Task instructions — Pull out every line from the line containing "OCR this image." through the end of the material, both ends included, and reproduce it exactly. Keep pictures out.

[Recorded data]
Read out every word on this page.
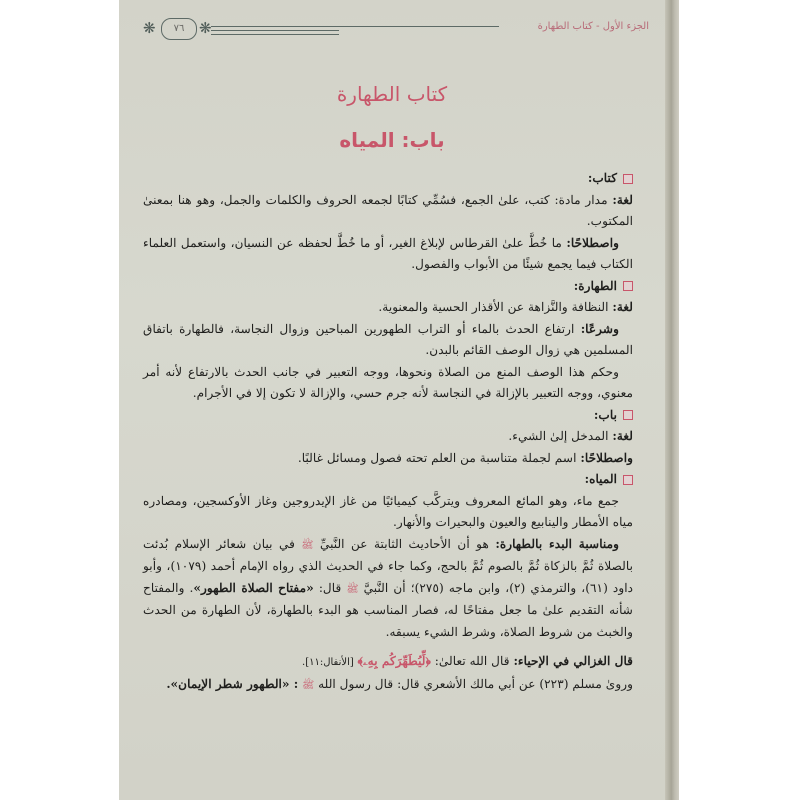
الجزء الأول - كتاب الطهارة
❋	٧٦ ❋
كتاب الطهارة
باب: المياه

كتاب:

لغة: مدار مادة: كتب، علىٰ الجمع، فسُمِّي كتابًا لجمعه الحروف والكلمات والجمل، وهو هنا بمعنىٰ المكتوب.

واصطلاحًا: ما خُطَّ علىٰ القرطاس لإبلاغ الغير، أو ما خُطَّ لحفظه عن النسيان، واستعمل العلماء الكتاب فيما يجمع شيئًا من الأبواب والفصول.

الطهارة:

لغة: النظافة والنَّزاهة عن الأقذار الحسية والمعنوية.

وشرعًا: ارتفاع الحدث بالماء أو التراب الطهورين المباحين وزوال النجاسة، فالطهارة باتفاق المسلمين هي زوال الوصف القائم بالبدن.

وحكم هذا الوصف المنع من الصلاة ونحوها، ووجه التعبير في جانب الحدث بالارتفاع لأنه أمر معنوي، ووجه التعبير بالإزالة في النجاسة لأنه جرم حسي، والإزالة لا تكون إلا في الأجرام.

باب:

لغة: المدخل إلىٰ الشيء.

واصطلاحًا: اسم لجملة متناسبة من العلم تحته فصول ومسائل غالبًا.

المياه:

جمع ماء، وهو المائع المعروف ويتركَّب كيميائيًا من غاز الإيدروجين وغاز الأوكسجين، ومصادره مياه الأمطار والينابيع والعيون والبحيرات والأنهار.

ومناسبة البدء بالطهارة: هو أن الأحاديث الثابتة عن النَّبيِّ ﷺ في بيان شعائر الإسلام بُدئت بالصلاة ثُمَّ بالزكاة ثُمَّ بالصوم ثُمَّ بالحج، وكما جاء في الحديث الذي رواه الإمام أحمد (١٠٧٩)، وأبو داود (٦١)، والترمذي (٢)، وابن ماجه (٢٧٥)؛ أن النَّبيَّ ﷺ قال: «مفتاح الصلاة الطهور». والمفتاح شأنه التقديم علىٰ ما جعل مفتاحًا له، فصار المناسب هو البدء بالطهارة، لأن الطهارة من الحدث والخبث من شروط الصلاة، وشرط الشيء يسبقه.

قال الغزالي في الإحياء: قال الله تعالىٰ: ﴿لِّيُطَهِّرَكُم بِهِۦ﴾ [الأنفال:١١].

وروىٰ مسلم (٢٢٣) عن أبي مالك الأشعري قال: قال رسول الله ﷺ : «الطهور شطر الإيمان».
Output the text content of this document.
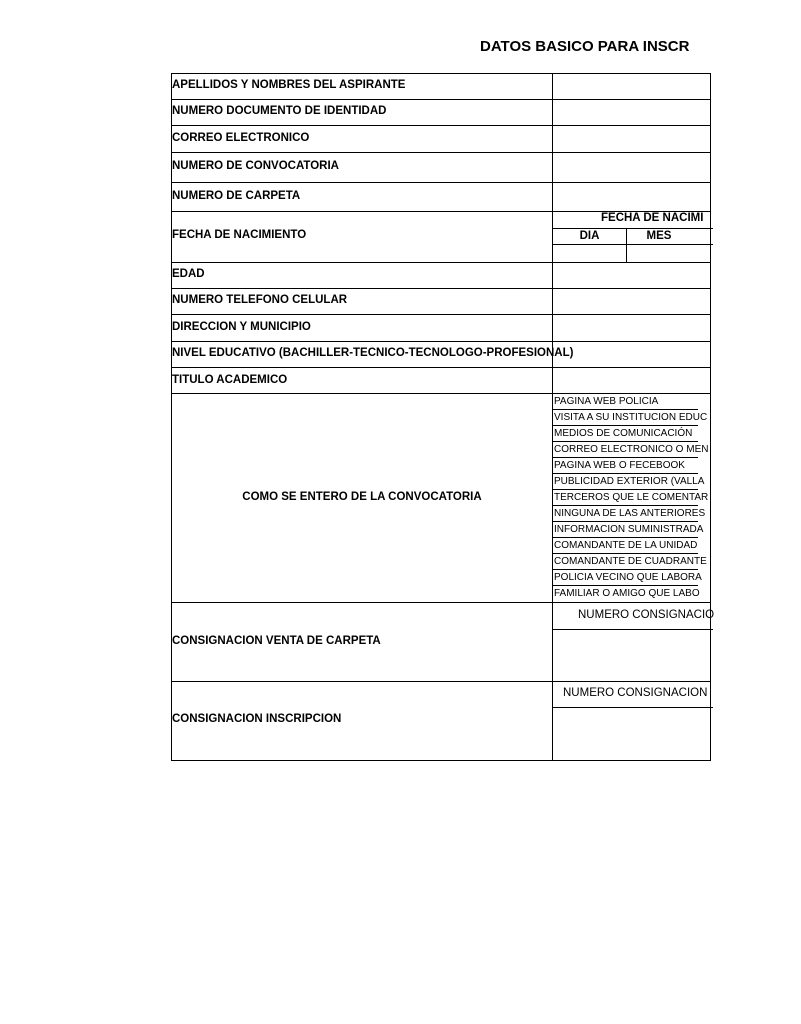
DATOS BASICO PARA INSCR
APELLIDOS Y NOMBRES DEL ASPIRANTE
NUMERO DOCUMENTO DE IDENTIDAD
CORREO ELECTRONICO
NUMERO DE CONVOCATORIA
NUMERO DE CARPETA
FECHA DE NACIMIENTO
EDAD
NUMERO TELEFONO CELULAR
DIRECCION Y MUNICIPIO
NIVEL EDUCATIVO (BACHILLER-TECNICO-TECNOLOGO-PROFESIONAL)
TITULO ACADEMICO
COMO SE ENTERO DE LA CONVOCATORIA
CONSIGNACION VENTA DE CARPETA
CONSIGNACION INSCRIPCION
FECHA DE NACIMI
DIA	MES
PAGINA WEB POLICIA
VISITA A SU INSTITUCION EDUC
MEDIOS DE COMUNICACIÓN
CORREO ELECTRONICO O MEN
PAGINA WEB O FECEBOOK
PUBLICIDAD EXTERIOR (VALLA
TERCEROS QUE LE COMENTAR
NINGUNA DE LAS ANTERIORES
INFORMACION SUMINISTRADA
COMANDANTE DE LA UNIDAD
COMANDANTE DE CUADRANTE
POLICIA VECINO QUE LABORA
FAMILIAR O AMIGO QUE LABO
NUMERO CONSIGNACIO
NUMERO CONSIGNACION
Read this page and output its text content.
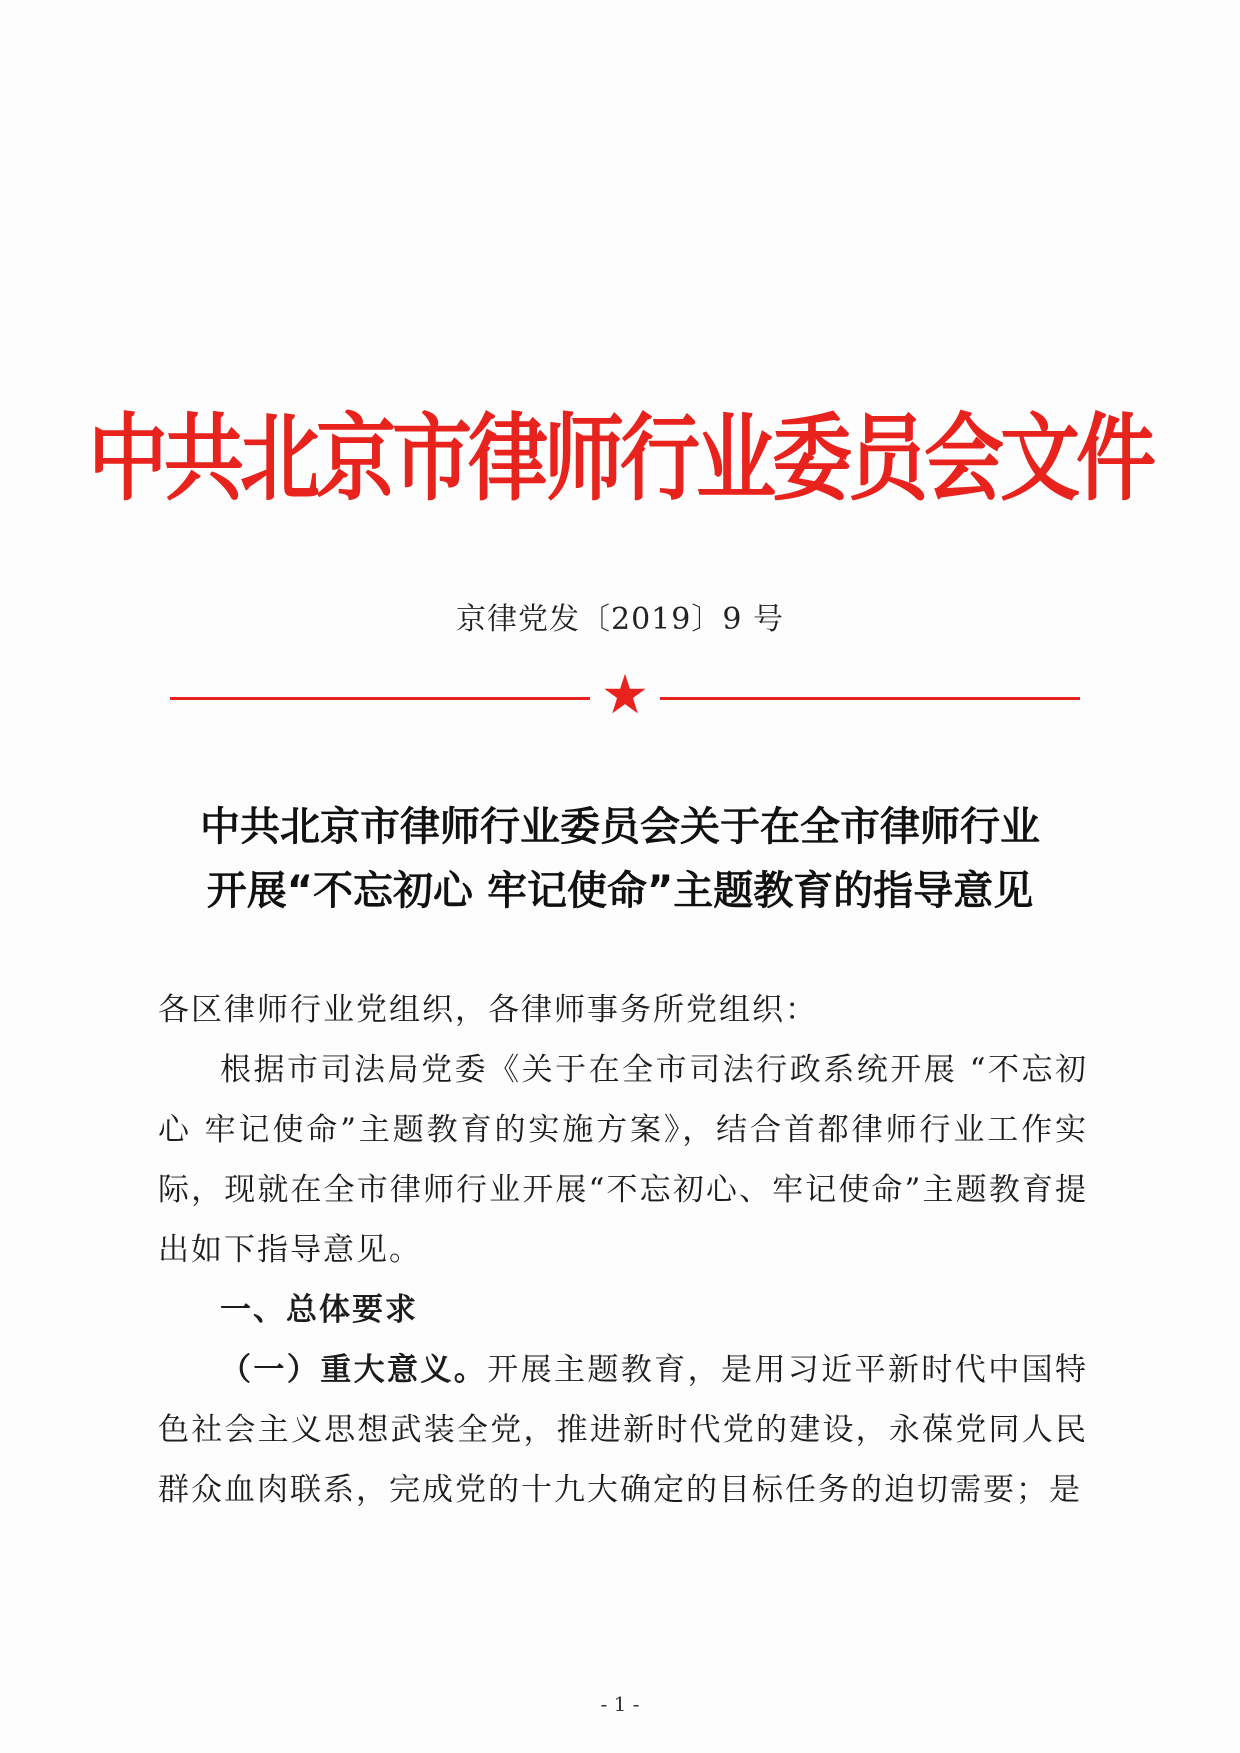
中共北京市律师行业委员会文件
京律党发〔2019〕9 号
中共北京市律师行业委员会关于在全市律师行业
开展“不忘初心 牢记使命”主题教育的指导意见

各区律师行业党组织，各律师事务所党组织：

根据市司法局党委《关于在全市司法行政系统开展 “不忘初心 牢记使命”主题教育的实施方案》，结合首都律师行业工作实际，现就在全市律师行业开展“不忘初心、牢记使命”主题教育提出如下指导意见。

一、总体要求

（一）重大意义。开展主题教育，是用习近平新时代中国特色社会主义思想武装全党，推进新时代党的建设，永葆党同人民群众血肉联系，完成党的十九大确定的目标任务的迫切需要；是

- 1 -
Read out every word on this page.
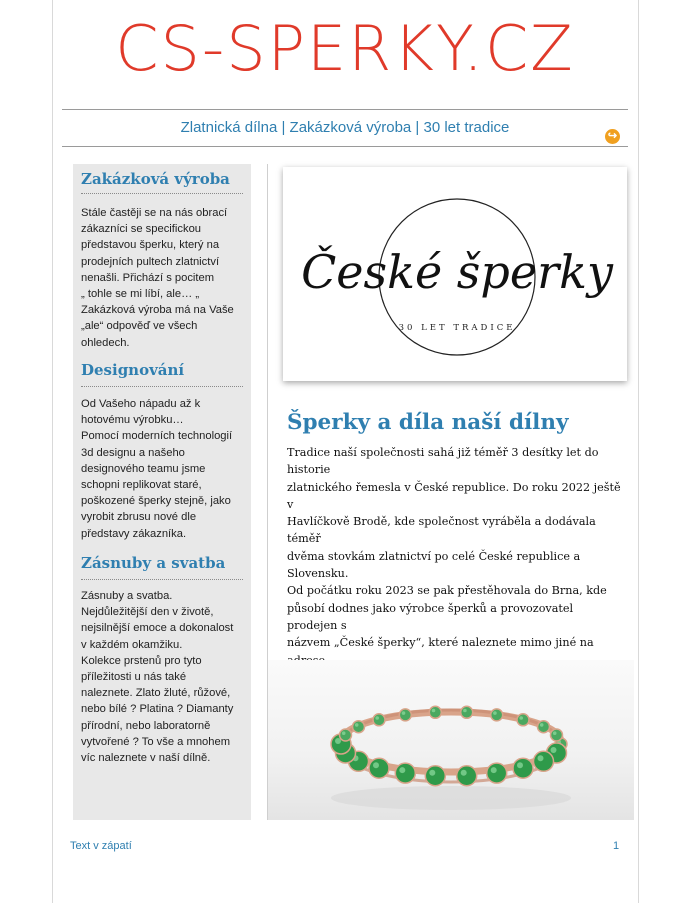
CS-SPERKY.CZ
Zlatnická dílna | Zakázková výroba | 30 let tradice	↪
Zakázková výroba
Stále častěji se na nás obrací
zákazníci se specifickou
představou šperku, který na
prodejních pultech zlatnictví
nenašli. Přichází s pocitem
„ tohle se mi líbí, ale… „
Zakázková výroba má na Vaše
„ale“ odpověď ve všech
ohledech.
Designování
Od Vašeho nápadu až k
hotovému výrobku…
Pomocí moderních technologií
3d designu a našeho
designového teamu jsme
schopni replikovat staré,
poškozené šperky stejně, jako
vyrobit zbrusu nové dle
představy zákazníka.
Zásnuby a svatba
Zásnuby a svatba.
Nejdůležitější den v životě,
nejsilnější emoce a dokonalost
v každém okamžiku.
Kolekce prstenů pro tyto
příležitosti u nás také
naleznete. Zlato žluté, růžové,
nebo bílé ? Platina ? Diamanty
přírodní, nebo laboratorně
vytvořené ? To vše a mnohem
víc naleznete v naší dílně.
České šperky
30 LET TRADICE
Šperky a díla naší dílny
Tradice naší společnosti sahá již téměř 3 desítky let do historie
zlatnického řemesla v České republice. Do roku 2022 ještě v
Havlíčkově Brodě, kde společnost vyráběla a dodávala téměř
dvěma stovkám zlatnictví po celé České republice a
Slovensku.
Od počátku roku 2023 se pak přestěhovala do Brna, kde
působí dodnes jako výrobce šperků a provozovatel prodejen s
názvem „České šperky“, které naleznete mimo jiné na
Text v zápatí	1
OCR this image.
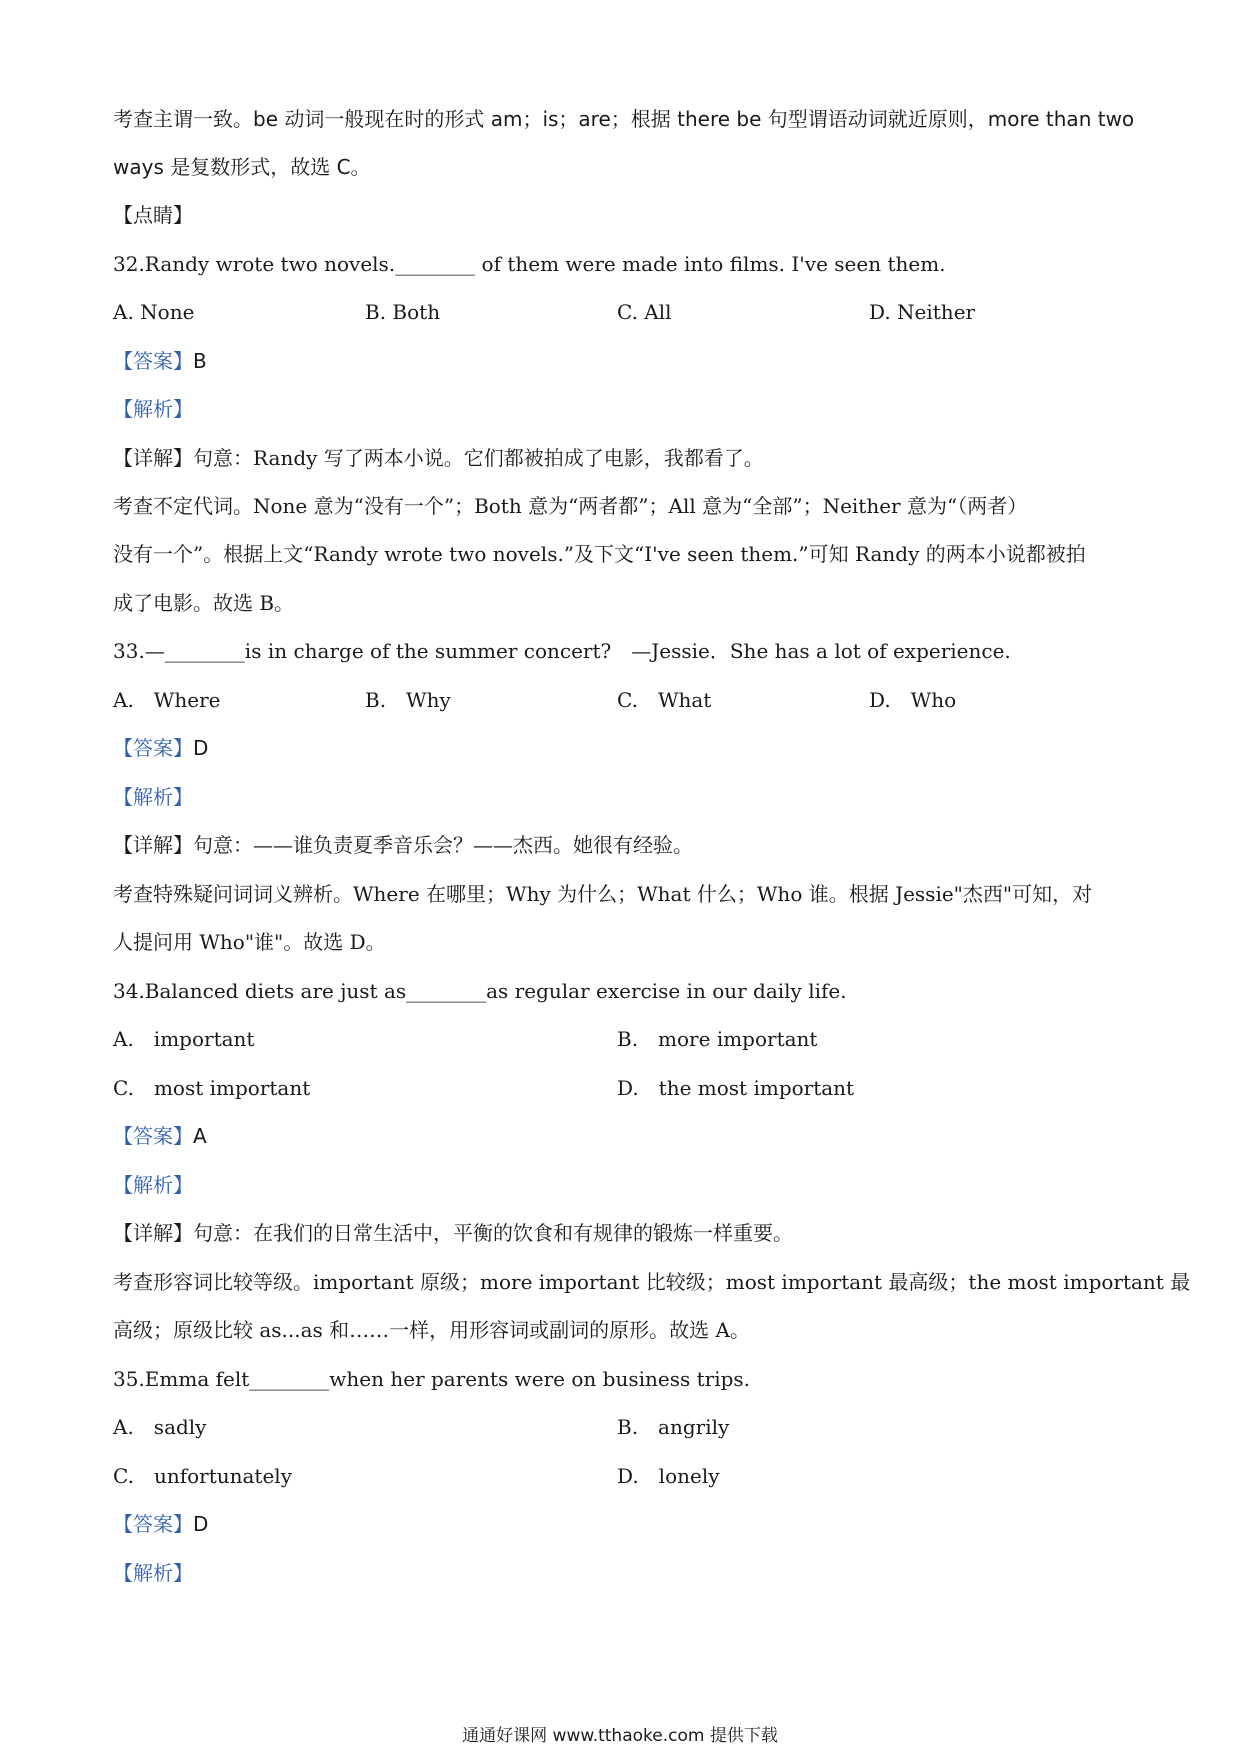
考查主谓一致。be 动词一般现在时的形式 am；is；are；根据 there be 句型谓语动词就近原则，more than two
ways 是复数形式，故选 C。
【点睛】
32.Randy wrote two novels.________ of them were made into films. I've seen them.
A. None	B. Both	C. All	D. Neither
【答案】B
【解析】
【详解】句意：Randy 写了两本小说。它们都被拍成了电影，我都看了。
考查不定代词。None 意为“没有一个”；Both 意为“两者都”；All 意为“全部”；Neither 意为“（两者）
没有一个”。根据上文“Randy wrote two novels.”及下文“I've seen them.”可知 Randy 的两本小说都被拍
成了电影。故选 B。
33.—________is in charge of the summer concert?　—Jessie．She has a lot of experience.
A.　Where	B.　Why	C.　What	D.　Who
【答案】D
【解析】
【详解】句意：——谁负责夏季音乐会？——杰西。她很有经验。
考查特殊疑问词词义辨析。Where 在哪里；Why 为什么；What 什么；Who 谁。根据 Jessie"杰西"可知，对
人提问用 Who"谁"。故选 D。
34.Balanced diets are just as________as regular exercise in our daily life.
A.　important	B.　more important
C.　most important	D.　the most important
【答案】A
【解析】
【详解】句意：在我们的日常生活中，平衡的饮食和有规律的锻炼一样重要。
考查形容词比较等级。important 原级；more important 比较级；most important 最高级；the most important 最
高级；原级比较 as...as 和……一样，用形容词或副词的原形。故选 A。
35.Emma felt________when her parents were on business trips.
A.　sadly	B.　angrily
C.　unfortunately	D.　lonely
【答案】D
【解析】
通通好课网 www.tthaoke.com 提供下载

Reply —
OCR this image.
考查主谓一致。be 动词一般现在时的形式 am；is；are；根据 there be 句型谓语动词就近原则，more than two
ways 是复数形式，故选 C。
【点睛】
32.Randy wrote two novels.________ of them were made into films. I've seen them.
A. None	B. Both	C. All	D. Neither
【答案】B
【解析】
【详解】句意：Randy 写了两本小说。它们都被拍成了电影，我都看了。
考查不定代词。None 意为“没有一个”；Both 意为“两者都”；All 意为“全部”；Neither 意为“（两者）
没有一个”。根据上文“Randy wrote two novels.”及下文“I've seen them.”可知 Randy 的两本小说都被拍
成了电影。故选 B。
33.—________is in charge of the summer concert?　—Jessie．She has a lot of experience.
A.　Where	B.　Why	C.　What	D.　Who
【答案】D
【解析】
【详解】句意：——谁负责夏季音乐会？——杰西。她很有经验。
考查特殊疑问词词义辨析。Where 在哪里；Why 为什么；What 什么；Who 谁。根据 Jessie"杰西"可知，对
人提问用 Who"谁"。故选 D。
34.Balanced diets are just as________as regular exercise in our daily life.
A.　important	B.　more important
C.　most important	D.　the most important
【答案】A
【解析】
【详解】句意：在我们的日常生活中，平衡的饮食和有规律的锻炼一样重要。
考查形容词比较等级。important 原级；more important 比较级；most important 最高级；the most important 最
高级；原级比较 as...as 和……一样，用形容词或副词的原形。故选 A。
35.Emma felt________when her parents were on business trips.
A.　sadly	B.　angrily
C.　unfortunately	D.　lonely
【答案】D
【解析】
通通好课网 www.tthaoke.com 提供下载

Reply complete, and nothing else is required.